### [THE REQUEST]
Omit all pictures, then retype the data exactly as given.

====== GIVEN INFORMATION ======

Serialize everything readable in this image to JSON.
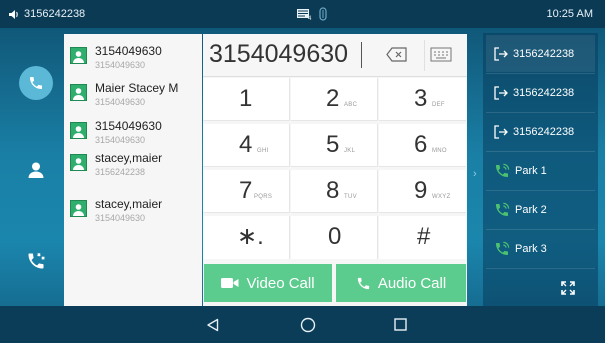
{
  "status": {
    "account": "3156242238",
    "time": "10:25 AM"
  },
  "nav": {
    "items": [
      {
        "name": "dial-phone-icon"
      },
      {
        "name": "contacts-icon"
      },
      {
        "name": "call-history-icon"
      }
    ]
  },
  "recent": [
    {
      "name": "3154049630",
      "number": "3154049630"
    },
    {
      "name": "Maier Stacey M",
      "number": "3154049630"
    },
    {
      "name": "3154049630",
      "number": "3154049630"
    },
    {
      "name": "stacey,maier",
      "number": "3156242238"
    },
    {
      "name": "stacey,maier",
      "number": "3154049630"
    }
  ],
  "dialpad": {
    "input_value": "3154049630",
    "keys": [
      {
        "digit": "1",
        "letters": ""
      },
      {
        "digit": "2",
        "letters": "ABC"
      },
      {
        "digit": "3",
        "letters": "DEF"
      },
      {
        "digit": "4",
        "letters": "GHI"
      },
      {
        "digit": "5",
        "letters": "JKL"
      },
      {
        "digit": "6",
        "letters": "MNO"
      },
      {
        "digit": "7",
        "letters": "PQRS"
      },
      {
        "digit": "8",
        "letters": "TUV"
      },
      {
        "digit": "9",
        "letters": "WXYZ"
      },
      {
        "digit": "∗.",
        "letters": ""
      },
      {
        "digit": "0",
        "letters": ""
      },
      {
        "digit": "#",
        "letters": ""
      }
    ],
    "video_call_label": "Video Call",
    "audio_call_label": "Audio Call"
  },
  "right_panel": {
    "lines": [
      "3156242238",
      "3156242238",
      "3156242238"
    ],
    "parks": [
      "Park 1",
      "Park 2",
      "Park 3"
    ]
  },
  "colors": {
    "accent_green": "#5ccb8e",
    "avatar_green": "#2fae6e",
    "bar_dark": "#0b3a55",
    "nav_active": "#5bb8d6"
  }
}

======

### [ANSWER TO THE PROBLEM]
Serialize everything readable in this image to JSON.
{
  "status": {
    "account": "3156242238",
    "time": "10:25 AM"
  },
  "nav": {
    "items": [
      {
        "name": "dial-phone-icon"
      },
      {
        "name": "contacts-icon"
      },
      {
        "name": "call-history-icon"
      }
    ]
  },
  "recent": [
    {
      "name": "3154049630",
      "number": "3154049630"
    },
    {
      "name": "Maier Stacey M",
      "number": "3154049630"
    },
    {
      "name": "3154049630",
      "number": "3154049630"
    },
    {
      "name": "stacey,maier",
      "number": "3156242238"
    },
    {
      "name": "stacey,maier",
      "number": "3154049630"
    }
  ],
  "dialpad": {
    "input_value": "3154049630",
    "keys": [
      {
        "digit": "1",
        "letters": ""
      },
      {
        "digit": "2",
        "letters": "ABC"
      },
      {
        "digit": "3",
        "letters": "DEF"
      },
      {
        "digit": "4",
        "letters": "GHI"
      },
      {
        "digit": "5",
        "letters": "JKL"
      },
      {
        "digit": "6",
        "letters": "MNO"
      },
      {
        "digit": "7",
        "letters": "PQRS"
      },
      {
        "digit": "8",
        "letters": "TUV"
      },
      {
        "digit": "9",
        "letters": "WXYZ"
      },
      {
        "digit": "∗.",
        "letters": ""
      },
      {
        "digit": "0",
        "letters": ""
      },
      {
        "digit": "#",
        "letters": ""
      }
    ],
    "video_call_label": "Video Call",
    "audio_call_label": "Audio Call"
  },
  "right_panel": {
    "lines": [
      "3156242238",
      "3156242238",
      "3156242238"
    ],
    "parks": [
      "Park 1",
      "Park 2",
      "Park 3"
    ]
  },
  "colors": {
    "accent_green": "#5ccb8e",
    "avatar_green": "#2fae6e",
    "bar_dark": "#0b3a55",
    "nav_active": "#5bb8d6"
  }
}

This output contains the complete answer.